For this exercise, copy out each line of the material below that includes "your".
::: Exercise material
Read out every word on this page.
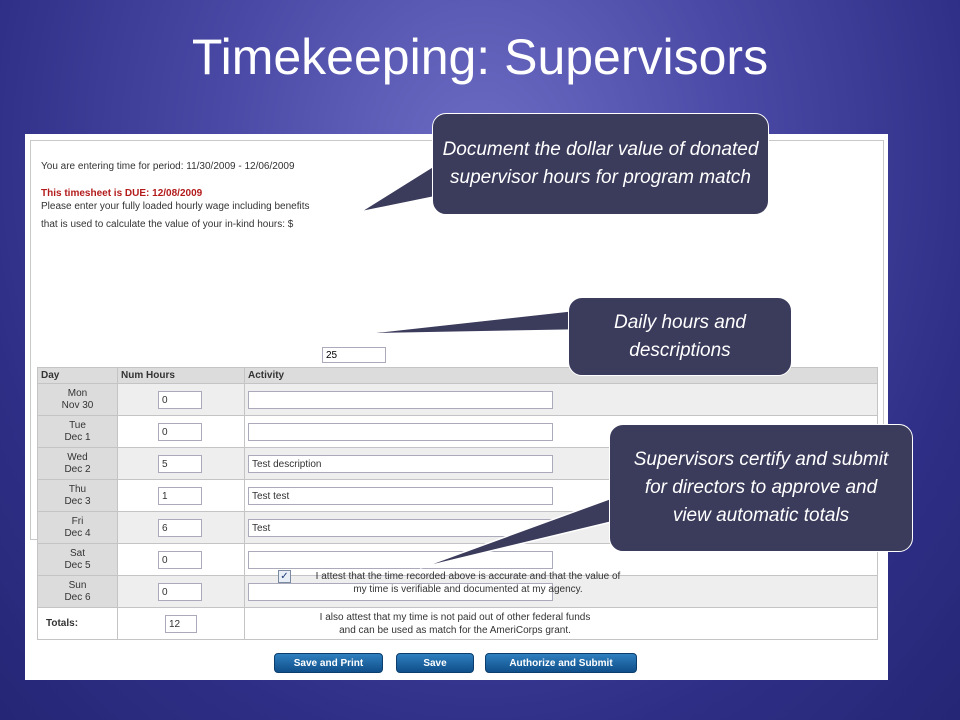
Timekeeping: Supervisors
You are entering time for period: 11/30/2009 - 12/06/2009
This timesheet is DUE: 12/08/2009
Please enter your fully loaded hourly wage including benefits
that is used to calculate the value of your in-kind hours: $
25
Day	Num Hours	Activity
Mon
Nov 30	0	

Tue
Dec 1	0	

Wed
Dec 2	5	Test description

Thu
Dec 3	1	Test test

Fri
Dec 4	6	Test

Sat
Dec 5	0	

Sun
Dec 6	0	

Totals:	12	

✓	I attest that the time recorded above is accurate and that the value of
my time is verifiable and documented at my agency.
I also attest that my time is not paid out of other federal funds
and can be used as match for the AmeriCorps grant.
Save and Print	Save	Authorize and Submit
Document the dollar value of donated supervisor hours for program match
Daily hours and descriptions
Supervisors certify and submit for directors to approve and view automatic totals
::::::
**Response for this exercise:**
Please enter your fully loaded hourly wage including benefits
that is used to calculate the value of your in-kind hours: $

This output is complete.